• [Task statement] Quote the listing below in its entirety.
## start Data extract
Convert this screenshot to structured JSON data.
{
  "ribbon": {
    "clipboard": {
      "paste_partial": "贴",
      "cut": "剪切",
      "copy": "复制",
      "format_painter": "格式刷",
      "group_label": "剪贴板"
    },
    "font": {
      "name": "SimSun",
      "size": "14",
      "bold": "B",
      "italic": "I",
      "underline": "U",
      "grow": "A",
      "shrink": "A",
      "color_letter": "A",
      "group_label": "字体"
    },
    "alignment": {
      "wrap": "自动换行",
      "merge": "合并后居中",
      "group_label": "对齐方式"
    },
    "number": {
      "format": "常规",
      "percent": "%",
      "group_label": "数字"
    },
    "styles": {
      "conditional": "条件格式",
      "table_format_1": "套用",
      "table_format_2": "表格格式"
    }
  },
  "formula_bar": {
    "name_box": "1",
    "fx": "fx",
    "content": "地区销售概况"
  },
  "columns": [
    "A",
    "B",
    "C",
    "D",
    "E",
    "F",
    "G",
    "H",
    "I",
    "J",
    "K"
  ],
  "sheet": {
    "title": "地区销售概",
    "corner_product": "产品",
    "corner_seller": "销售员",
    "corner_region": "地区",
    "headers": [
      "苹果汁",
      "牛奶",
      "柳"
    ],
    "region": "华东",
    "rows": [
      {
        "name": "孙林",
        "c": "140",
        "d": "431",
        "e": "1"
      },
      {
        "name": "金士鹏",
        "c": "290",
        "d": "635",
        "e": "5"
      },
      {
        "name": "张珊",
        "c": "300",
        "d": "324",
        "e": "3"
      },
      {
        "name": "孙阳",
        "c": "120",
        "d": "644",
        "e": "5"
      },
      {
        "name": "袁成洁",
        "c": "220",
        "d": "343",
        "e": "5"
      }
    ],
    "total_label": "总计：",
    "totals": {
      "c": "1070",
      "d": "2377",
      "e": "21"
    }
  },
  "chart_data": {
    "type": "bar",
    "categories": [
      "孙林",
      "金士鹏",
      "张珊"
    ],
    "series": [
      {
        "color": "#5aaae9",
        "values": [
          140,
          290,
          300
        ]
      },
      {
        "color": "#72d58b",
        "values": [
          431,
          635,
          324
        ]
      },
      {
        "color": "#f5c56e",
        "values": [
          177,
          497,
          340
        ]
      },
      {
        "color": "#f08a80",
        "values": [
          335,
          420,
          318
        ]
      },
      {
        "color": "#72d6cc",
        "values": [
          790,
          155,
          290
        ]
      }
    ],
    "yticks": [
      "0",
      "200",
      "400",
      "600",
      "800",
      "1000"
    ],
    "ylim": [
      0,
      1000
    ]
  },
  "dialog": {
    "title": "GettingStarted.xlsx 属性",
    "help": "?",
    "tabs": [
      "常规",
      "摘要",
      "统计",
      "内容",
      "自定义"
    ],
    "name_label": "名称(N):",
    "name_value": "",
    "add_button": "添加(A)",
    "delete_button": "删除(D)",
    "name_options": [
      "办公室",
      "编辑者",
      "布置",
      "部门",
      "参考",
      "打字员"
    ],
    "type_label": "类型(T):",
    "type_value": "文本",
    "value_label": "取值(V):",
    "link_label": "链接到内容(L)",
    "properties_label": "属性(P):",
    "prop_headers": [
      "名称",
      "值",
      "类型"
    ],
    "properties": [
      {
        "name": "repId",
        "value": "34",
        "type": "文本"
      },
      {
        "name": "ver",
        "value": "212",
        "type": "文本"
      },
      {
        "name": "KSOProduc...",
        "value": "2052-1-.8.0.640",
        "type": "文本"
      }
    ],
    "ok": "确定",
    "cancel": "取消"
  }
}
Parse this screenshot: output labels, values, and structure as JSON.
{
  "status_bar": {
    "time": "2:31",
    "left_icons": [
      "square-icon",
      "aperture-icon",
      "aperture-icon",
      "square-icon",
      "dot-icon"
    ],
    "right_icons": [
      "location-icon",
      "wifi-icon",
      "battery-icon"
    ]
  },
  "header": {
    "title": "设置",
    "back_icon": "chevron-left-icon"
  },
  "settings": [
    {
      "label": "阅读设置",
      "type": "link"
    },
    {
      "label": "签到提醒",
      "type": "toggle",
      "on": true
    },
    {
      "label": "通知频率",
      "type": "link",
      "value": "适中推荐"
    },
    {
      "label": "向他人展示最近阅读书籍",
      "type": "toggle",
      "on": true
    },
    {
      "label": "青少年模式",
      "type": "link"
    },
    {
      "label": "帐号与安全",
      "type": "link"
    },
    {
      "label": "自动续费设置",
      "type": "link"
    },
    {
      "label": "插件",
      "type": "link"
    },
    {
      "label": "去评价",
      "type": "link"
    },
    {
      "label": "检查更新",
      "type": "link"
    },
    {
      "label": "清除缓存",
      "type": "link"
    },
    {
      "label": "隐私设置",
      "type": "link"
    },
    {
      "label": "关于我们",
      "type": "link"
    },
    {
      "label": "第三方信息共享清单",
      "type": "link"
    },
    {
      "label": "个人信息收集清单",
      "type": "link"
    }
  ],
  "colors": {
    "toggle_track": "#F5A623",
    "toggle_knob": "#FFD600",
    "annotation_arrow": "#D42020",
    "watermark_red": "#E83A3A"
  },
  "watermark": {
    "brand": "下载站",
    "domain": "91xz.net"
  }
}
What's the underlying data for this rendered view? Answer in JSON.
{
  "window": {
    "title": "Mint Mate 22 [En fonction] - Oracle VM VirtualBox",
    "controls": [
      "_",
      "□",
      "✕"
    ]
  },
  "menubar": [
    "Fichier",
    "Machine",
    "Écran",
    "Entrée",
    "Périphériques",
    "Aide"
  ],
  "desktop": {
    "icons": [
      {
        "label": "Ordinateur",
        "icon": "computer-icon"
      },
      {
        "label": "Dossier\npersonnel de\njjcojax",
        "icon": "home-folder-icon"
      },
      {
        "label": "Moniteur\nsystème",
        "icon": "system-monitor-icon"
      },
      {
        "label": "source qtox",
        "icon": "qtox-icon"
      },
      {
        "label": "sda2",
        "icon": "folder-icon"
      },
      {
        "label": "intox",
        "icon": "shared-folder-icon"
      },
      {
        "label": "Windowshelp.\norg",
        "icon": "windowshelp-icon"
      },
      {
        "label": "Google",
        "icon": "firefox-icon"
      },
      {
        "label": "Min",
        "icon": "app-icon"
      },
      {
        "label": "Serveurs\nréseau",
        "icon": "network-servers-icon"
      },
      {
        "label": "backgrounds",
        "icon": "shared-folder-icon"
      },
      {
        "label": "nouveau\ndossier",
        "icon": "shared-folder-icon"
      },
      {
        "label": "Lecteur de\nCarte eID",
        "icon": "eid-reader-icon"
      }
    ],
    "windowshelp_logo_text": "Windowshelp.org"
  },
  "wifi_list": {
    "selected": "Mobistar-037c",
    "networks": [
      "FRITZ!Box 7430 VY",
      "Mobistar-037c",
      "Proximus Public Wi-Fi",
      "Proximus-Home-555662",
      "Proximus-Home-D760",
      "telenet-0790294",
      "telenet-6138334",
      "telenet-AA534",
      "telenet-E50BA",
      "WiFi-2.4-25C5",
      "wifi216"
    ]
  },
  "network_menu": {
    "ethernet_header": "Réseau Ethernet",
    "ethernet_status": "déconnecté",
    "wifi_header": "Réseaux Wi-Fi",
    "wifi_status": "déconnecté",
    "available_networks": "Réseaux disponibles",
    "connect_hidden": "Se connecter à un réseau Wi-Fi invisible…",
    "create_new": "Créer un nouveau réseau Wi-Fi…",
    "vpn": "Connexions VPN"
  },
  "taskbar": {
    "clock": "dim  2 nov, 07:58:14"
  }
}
## end Data extract
• [Problem solution]
Convert this screenshot to structured JSON data.
{
  "ribbon": {
    "clipboard": {
      "paste_partial": "贴",
      "cut": "剪切",
      "copy": "复制",
      "format_painter": "格式刷",
      "group_label": "剪贴板"
    },
    "font": {
      "name": "SimSun",
      "size": "14",
      "bold": "B",
      "italic": "I",
      "underline": "U",
      "grow": "A",
      "shrink": "A",
      "color_letter": "A",
      "group_label": "字体"
    },
    "alignment": {
      "wrap": "自动换行",
      "merge": "合并后居中",
      "group_label": "对齐方式"
    },
    "number": {
      "format": "常规",
      "percent": "%",
      "group_label": "数字"
    },
    "styles": {
      "conditional": "条件格式",
      "table_format_1": "套用",
      "table_format_2": "表格格式"
    }
  },
  "formula_bar": {
    "name_box": "1",
    "fx": "fx",
    "content": "地区销售概况"
  },
  "columns": [
    "A",
    "B",
    "C",
    "D",
    "E",
    "F",
    "G",
    "H",
    "I",
    "J",
    "K"
  ],
  "sheet": {
    "title": "地区销售概",
    "corner_product": "产品",
    "corner_seller": "销售员",
    "corner_region": "地区",
    "headers": [
      "苹果汁",
      "牛奶",
      "柳"
    ],
    "region": "华东",
    "rows": [
      {
        "name": "孙林",
        "c": "140",
        "d": "431",
        "e": "1"
      },
      {
        "name": "金士鹏",
        "c": "290",
        "d": "635",
        "e": "5"
      },
      {
        "name": "张珊",
        "c": "300",
        "d": "324",
        "e": "3"
      },
      {
        "name": "孙阳",
        "c": "120",
        "d": "644",
        "e": "5"
      },
      {
        "name": "袁成洁",
        "c": "220",
        "d": "343",
        "e": "5"
      }
    ],
    "total_label": "总计：",
    "totals": {
      "c": "1070",
      "d": "2377",
      "e": "21"
    }
  },
  "chart_data": {
    "type": "bar",
    "categories": [
      "孙林",
      "金士鹏",
      "张珊"
    ],
    "series": [
      {
        "color": "#5aaae9",
        "values": [
          140,
          290,
          300
        ]
      },
      {
        "color": "#72d58b",
        "values": [
          431,
          635,
          324
        ]
      },
      {
        "color": "#f5c56e",
        "values": [
          177,
          497,
          340
        ]
      },
      {
        "color": "#f08a80",
        "values": [
          335,
          420,
          318
        ]
      },
      {
        "color": "#72d6cc",
        "values": [
          790,
          155,
          290
        ]
      }
    ],
    "yticks": [
      "0",
      "200",
      "400",
      "600",
      "800",
      "1000"
    ],
    "ylim": [
      0,
      1000
    ]
  },
  "dialog": {
    "title": "GettingStarted.xlsx 属性",
    "help": "?",
    "tabs": [
      "常规",
      "摘要",
      "统计",
      "内容",
      "自定义"
    ],
    "name_label": "名称(N):",
    "name_value": "",
    "add_button": "添加(A)",
    "delete_button": "删除(D)",
    "name_options": [
      "办公室",
      "编辑者",
      "布置",
      "部门",
      "参考",
      "打字员"
    ],
    "type_label": "类型(T):",
    "type_value": "文本",
    "value_label": "取值(V):",
    "link_label": "链接到内容(L)",
    "properties_label": "属性(P):",
    "prop_headers": [
      "名称",
      "值",
      "类型"
    ],
    "properties": [
      {
        "name": "repId",
        "value": "34",
        "type": "文本"
      },
      {
        "name": "ver",
        "value": "212",
        "type": "文本"
      },
      {
        "name": "KSOProduc...",
        "value": "2052-1-.8.0.640",
        "type": "文本"
      }
    ],
    "ok": "确定",
    "cancel": "取消"
  }
}
Parse this screenshot: output labels, values, and structure as JSON.
{
  "status_bar": {
    "time": "2:31",
    "left_icons": [
      "square-icon",
      "aperture-icon",
      "aperture-icon",
      "square-icon",
      "dot-icon"
    ],
    "right_icons": [
      "location-icon",
      "wifi-icon",
      "battery-icon"
    ]
  },
  "header": {
    "title": "设置",
    "back_icon": "chevron-left-icon"
  },
  "settings": [
    {
      "label": "阅读设置",
      "type": "link"
    },
    {
      "label": "签到提醒",
      "type": "toggle",
      "on": true
    },
    {
      "label": "通知频率",
      "type": "link",
      "value": "适中推荐"
    },
    {
      "label": "向他人展示最近阅读书籍",
      "type": "toggle",
      "on": true
    },
    {
      "label": "青少年模式",
      "type": "link"
    },
    {
      "label": "帐号与安全",
      "type": "link"
    },
    {
      "label": "自动续费设置",
      "type": "link"
    },
    {
      "label": "插件",
      "type": "link"
    },
    {
      "label": "去评价",
      "type": "link"
    },
    {
      "label": "检查更新",
      "type": "link"
    },
    {
      "label": "清除缓存",
      "type": "link"
    },
    {
      "label": "隐私设置",
      "type": "link"
    },
    {
      "label": "关于我们",
      "type": "link"
    },
    {
      "label": "第三方信息共享清单",
      "type": "link"
    },
    {
      "label": "个人信息收集清单",
      "type": "link"
    }
  ],
  "colors": {
    "toggle_track": "#F5A623",
    "toggle_knob": "#FFD600",
    "annotation_arrow": "#D42020",
    "watermark_red": "#E83A3A"
  },
  "watermark": {
    "brand": "下载站",
    "domain": "91xz.net"
  }
}
What's the underlying data for this rendered view? Answer in JSON.
{
  "window": {
    "title": "Mint Mate 22 [En fonction] - Oracle VM VirtualBox",
    "controls": [
      "_",
      "□",
      "✕"
    ]
  },
  "menubar": [
    "Fichier",
    "Machine",
    "Écran",
    "Entrée",
    "Périphériques",
    "Aide"
  ],
  "desktop": {
    "icons": [
      {
        "label": "Ordinateur",
        "icon": "computer-icon"
      },
      {
        "label": "Dossier\npersonnel de\njjcojax",
        "icon": "home-folder-icon"
      },
      {
        "label": "Moniteur\nsystème",
        "icon": "system-monitor-icon"
      },
      {
        "label": "source qtox",
        "icon": "qtox-icon"
      },
      {
        "label": "sda2",
        "icon": "folder-icon"
      },
      {
        "label": "intox",
        "icon": "shared-folder-icon"
      },
      {
        "label": "Windowshelp.\norg",
        "icon": "windowshelp-icon"
      },
      {
        "label": "Google",
        "icon": "firefox-icon"
      },
      {
        "label": "Min",
        "icon": "app-icon"
      },
      {
        "label": "Serveurs\nréseau",
        "icon": "network-servers-icon"
      },
      {
        "label": "backgrounds",
        "icon": "shared-folder-icon"
      },
      {
        "label": "nouveau\ndossier",
        "icon": "shared-folder-icon"
      },
      {
        "label": "Lecteur de\nCarte eID",
        "icon": "eid-reader-icon"
      }
    ],
    "windowshelp_logo_text": "Windowshelp.org"
  },
  "wifi_list": {
    "selected": "Mobistar-037c",
    "networks": [
      "FRITZ!Box 7430 VY",
      "Mobistar-037c",
      "Proximus Public Wi-Fi",
      "Proximus-Home-555662",
      "Proximus-Home-D760",
      "telenet-0790294",
      "telenet-6138334",
      "telenet-AA534",
      "telenet-E50BA",
      "WiFi-2.4-25C5",
      "wifi216"
    ]
  },
  "network_menu": {
    "ethernet_header": "Réseau Ethernet",
    "ethernet_status": "déconnecté",
    "wifi_header": "Réseaux Wi-Fi",
    "wifi_status": "déconnecté",
    "available_networks": "Réseaux disponibles",
    "connect_hidden": "Se connecter à un réseau Wi-Fi invisible…",
    "create_new": "Créer un nouveau réseau Wi-Fi…",
    "vpn": "Connexions VPN"
  },
  "taskbar": {
    "clock": "dim  2 nov, 07:58:14"
  }
}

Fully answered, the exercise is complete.